[WHAT TO PRODUCE]: Scan the records for the word "jueves". Copy each line that includes it.

(Stored records)
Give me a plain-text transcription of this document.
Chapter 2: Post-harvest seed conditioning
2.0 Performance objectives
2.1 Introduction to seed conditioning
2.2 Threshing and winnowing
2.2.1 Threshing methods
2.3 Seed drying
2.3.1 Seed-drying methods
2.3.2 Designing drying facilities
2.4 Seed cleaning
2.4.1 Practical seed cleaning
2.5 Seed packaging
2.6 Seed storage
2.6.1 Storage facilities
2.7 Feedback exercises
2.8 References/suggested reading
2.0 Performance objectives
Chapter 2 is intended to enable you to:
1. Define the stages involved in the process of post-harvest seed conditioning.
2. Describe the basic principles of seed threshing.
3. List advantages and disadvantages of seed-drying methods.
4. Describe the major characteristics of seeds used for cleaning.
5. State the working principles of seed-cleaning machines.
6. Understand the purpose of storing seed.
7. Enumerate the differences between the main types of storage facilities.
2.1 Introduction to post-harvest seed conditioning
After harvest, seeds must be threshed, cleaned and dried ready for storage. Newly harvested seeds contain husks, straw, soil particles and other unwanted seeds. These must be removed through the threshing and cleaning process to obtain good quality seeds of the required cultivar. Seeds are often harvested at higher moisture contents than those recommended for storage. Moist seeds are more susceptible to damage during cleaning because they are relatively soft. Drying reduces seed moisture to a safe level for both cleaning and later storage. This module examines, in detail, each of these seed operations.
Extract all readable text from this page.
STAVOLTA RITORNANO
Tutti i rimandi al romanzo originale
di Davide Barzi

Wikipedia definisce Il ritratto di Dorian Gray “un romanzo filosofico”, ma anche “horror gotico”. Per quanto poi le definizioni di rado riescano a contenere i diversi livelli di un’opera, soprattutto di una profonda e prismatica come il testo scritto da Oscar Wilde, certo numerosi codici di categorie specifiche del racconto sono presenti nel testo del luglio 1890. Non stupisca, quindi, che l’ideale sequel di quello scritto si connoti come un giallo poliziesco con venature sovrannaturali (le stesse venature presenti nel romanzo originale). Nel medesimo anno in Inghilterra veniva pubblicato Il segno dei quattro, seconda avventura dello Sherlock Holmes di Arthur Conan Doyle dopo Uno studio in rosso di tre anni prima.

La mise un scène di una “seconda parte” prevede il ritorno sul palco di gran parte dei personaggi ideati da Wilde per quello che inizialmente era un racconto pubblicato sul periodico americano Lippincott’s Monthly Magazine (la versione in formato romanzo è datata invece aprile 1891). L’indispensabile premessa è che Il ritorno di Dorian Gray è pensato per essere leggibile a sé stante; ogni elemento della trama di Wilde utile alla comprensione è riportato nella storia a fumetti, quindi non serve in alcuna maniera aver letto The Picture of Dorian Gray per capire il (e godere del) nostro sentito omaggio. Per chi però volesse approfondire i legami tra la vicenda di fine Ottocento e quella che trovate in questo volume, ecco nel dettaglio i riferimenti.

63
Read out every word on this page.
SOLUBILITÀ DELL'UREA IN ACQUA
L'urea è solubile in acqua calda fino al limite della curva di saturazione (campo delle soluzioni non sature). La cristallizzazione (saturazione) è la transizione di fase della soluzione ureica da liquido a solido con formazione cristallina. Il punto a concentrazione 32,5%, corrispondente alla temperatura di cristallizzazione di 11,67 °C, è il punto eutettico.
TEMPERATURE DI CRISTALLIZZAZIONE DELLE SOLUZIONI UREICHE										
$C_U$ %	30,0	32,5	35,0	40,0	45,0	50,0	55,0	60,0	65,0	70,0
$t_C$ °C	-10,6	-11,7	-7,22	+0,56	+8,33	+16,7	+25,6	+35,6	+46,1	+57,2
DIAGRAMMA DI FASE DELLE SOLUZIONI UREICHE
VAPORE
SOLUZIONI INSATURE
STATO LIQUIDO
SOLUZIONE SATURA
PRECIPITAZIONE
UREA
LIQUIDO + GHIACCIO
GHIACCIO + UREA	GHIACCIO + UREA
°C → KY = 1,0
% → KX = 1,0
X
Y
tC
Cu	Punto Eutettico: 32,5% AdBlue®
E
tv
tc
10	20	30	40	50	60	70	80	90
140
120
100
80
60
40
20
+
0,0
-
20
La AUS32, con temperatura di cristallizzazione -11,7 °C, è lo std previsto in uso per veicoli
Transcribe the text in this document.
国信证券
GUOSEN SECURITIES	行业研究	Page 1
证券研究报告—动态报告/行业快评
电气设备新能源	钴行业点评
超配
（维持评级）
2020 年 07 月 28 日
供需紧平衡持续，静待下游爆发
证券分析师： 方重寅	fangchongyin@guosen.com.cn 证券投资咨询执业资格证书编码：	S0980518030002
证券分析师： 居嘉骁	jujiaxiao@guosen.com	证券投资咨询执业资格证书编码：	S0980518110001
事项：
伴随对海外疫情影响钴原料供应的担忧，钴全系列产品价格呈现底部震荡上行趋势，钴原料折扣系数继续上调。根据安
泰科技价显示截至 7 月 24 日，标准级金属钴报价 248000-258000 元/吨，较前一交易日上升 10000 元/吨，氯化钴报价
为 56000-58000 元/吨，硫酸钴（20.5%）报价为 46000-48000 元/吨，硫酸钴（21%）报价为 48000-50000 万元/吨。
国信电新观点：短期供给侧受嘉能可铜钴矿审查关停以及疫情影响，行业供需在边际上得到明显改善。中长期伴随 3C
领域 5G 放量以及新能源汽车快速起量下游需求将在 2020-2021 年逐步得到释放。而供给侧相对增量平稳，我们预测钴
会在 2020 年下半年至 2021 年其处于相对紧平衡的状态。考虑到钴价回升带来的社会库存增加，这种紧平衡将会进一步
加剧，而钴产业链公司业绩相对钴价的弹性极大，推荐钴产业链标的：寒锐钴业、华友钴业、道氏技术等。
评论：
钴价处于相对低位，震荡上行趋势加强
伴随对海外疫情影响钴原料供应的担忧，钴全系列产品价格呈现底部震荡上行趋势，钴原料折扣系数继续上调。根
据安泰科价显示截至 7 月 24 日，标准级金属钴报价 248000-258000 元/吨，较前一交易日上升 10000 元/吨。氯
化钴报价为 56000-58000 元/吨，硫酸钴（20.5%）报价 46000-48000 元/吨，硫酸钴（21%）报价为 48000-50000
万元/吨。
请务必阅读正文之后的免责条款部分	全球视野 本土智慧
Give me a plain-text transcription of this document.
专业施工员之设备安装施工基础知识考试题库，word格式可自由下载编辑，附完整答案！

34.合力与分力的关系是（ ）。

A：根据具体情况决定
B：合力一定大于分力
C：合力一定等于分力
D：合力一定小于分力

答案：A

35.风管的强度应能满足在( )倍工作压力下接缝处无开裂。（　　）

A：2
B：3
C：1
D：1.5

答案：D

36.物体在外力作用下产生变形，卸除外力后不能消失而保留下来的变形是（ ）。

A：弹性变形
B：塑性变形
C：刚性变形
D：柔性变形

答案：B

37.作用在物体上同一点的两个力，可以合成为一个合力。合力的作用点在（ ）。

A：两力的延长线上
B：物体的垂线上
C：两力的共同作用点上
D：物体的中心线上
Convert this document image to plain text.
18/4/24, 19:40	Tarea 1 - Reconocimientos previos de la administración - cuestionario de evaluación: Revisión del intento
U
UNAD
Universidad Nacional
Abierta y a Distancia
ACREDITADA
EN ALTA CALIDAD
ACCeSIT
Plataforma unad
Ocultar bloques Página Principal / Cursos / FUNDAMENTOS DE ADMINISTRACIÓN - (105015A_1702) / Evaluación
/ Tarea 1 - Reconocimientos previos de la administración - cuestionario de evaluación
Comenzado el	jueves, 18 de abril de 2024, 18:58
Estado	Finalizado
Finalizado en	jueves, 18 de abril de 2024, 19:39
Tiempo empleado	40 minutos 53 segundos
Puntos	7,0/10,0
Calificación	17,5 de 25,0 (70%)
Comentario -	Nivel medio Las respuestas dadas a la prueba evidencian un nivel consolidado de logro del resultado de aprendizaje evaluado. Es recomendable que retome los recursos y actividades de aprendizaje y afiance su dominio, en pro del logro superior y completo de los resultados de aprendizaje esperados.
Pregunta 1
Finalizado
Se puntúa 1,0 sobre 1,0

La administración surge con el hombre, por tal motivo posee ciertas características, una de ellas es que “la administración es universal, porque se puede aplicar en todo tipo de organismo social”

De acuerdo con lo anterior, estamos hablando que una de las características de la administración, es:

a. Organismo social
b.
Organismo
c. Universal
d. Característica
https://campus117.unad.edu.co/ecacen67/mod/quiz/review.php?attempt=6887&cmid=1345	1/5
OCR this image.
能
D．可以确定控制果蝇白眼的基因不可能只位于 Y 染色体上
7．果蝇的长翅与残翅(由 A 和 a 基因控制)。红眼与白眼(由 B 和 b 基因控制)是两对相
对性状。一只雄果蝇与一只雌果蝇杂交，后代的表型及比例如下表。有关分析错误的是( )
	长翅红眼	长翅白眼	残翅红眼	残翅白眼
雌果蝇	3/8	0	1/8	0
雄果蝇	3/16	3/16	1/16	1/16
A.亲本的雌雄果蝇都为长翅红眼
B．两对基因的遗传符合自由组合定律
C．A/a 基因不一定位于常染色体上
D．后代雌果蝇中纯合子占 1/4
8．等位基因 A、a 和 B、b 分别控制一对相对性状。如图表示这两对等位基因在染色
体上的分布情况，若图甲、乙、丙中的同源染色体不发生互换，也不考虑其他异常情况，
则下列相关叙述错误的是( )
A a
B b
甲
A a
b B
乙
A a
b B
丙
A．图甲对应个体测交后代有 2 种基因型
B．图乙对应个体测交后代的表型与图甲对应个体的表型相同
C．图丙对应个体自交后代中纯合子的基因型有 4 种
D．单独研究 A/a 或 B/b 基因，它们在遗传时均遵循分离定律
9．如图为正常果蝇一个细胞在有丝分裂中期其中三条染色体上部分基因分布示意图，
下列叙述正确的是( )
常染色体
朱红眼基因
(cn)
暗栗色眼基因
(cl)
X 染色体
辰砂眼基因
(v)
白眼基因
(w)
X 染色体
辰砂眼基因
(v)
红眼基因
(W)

[CORRECT OUTPUT]:
Comenzado el	jueves, 18 de abril de 2024, 18:58
Finalizado en	jueves, 18 de abril de 2024, 19:39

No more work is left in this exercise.